───── Dati dell'esercizio
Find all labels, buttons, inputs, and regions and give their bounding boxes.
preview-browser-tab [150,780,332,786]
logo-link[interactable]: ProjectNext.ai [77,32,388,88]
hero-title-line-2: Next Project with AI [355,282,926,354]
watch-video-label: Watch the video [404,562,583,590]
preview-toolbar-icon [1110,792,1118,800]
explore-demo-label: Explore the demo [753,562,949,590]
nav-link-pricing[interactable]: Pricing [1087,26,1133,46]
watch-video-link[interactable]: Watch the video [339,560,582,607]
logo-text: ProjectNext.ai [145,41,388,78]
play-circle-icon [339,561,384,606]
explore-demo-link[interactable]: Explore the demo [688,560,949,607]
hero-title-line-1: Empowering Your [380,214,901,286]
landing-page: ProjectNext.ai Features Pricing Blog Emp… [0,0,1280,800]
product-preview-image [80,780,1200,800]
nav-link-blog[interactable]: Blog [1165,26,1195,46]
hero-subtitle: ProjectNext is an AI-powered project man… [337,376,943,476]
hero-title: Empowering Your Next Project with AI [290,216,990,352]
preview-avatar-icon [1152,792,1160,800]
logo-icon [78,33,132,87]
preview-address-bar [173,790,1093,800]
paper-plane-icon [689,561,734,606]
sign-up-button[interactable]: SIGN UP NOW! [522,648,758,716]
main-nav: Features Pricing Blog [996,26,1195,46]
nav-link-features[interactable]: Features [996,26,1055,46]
──────────
Requisiti dell'esercizio ->
Modifichi le righe dalla prima fino a quella che contiene "explore-demo-label: Explore the", entrambe incluse, sostituendo "Watch the video" con "View the tutorial" e lasciando invariato tutto il resto.

Risultato completo ->
Find all labels, buttons, inputs, and regions and give their bounding boxes.
preview-browser-tab [150,780,332,786]
logo-link[interactable]: ProjectNext.ai [77,32,388,88]
hero-title-line-2: Next Project with AI [355,282,926,354]
watch-video-label: View the tutorial [404,562,583,590]
preview-toolbar-icon [1110,792,1118,800]
explore-demo-label: Explore the demo [753,562,949,590]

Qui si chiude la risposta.